§ **PROBLEM STATEMENT**:
Every record that follows should be printed verbatim.

§ **STORED RECORDS**:
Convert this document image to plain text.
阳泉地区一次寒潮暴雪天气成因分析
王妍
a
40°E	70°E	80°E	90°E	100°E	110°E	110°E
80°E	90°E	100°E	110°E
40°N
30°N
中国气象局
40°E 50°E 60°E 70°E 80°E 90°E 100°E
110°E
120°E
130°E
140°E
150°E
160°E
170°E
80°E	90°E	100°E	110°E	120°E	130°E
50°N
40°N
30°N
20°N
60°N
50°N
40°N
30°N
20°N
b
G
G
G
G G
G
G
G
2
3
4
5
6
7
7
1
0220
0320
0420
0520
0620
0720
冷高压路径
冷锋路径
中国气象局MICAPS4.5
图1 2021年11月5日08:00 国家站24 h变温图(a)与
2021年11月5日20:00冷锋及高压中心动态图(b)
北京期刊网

§ **RESPONSE**:
Convert this document image to plain text.
阳泉地区一次寒潮暴雪天气成因分析
王妍
a
40°E	70°E	80°E	90°E	100°E	110°E	110°E
80°E	90°E	100°E	110°E
40°N
30°N
中国气象局
40°E 50°E 60°E 70°E 80°E 90°E 100°E
110°E
120°E
130°E
140°E
150°E
160°E
170°E
80°E	90°E	100°E	110°E	120°E	130°E
50°N
40°N
30°N
20°N
60°N
50°N
40°N
30°N
20°N
b
G
G
G
G G
G
G
G
2
3
4
5
6
7
7
1
0220
0320
0420
0520
0620
0720
冷高压路径
冷锋路径
中国气象局MICAPS4.5
图1 2021年11月5日08:00 国家站24 h变温图(a)与
2021年11月5日20:00冷锋及高压中心动态图(b)
北京期刊网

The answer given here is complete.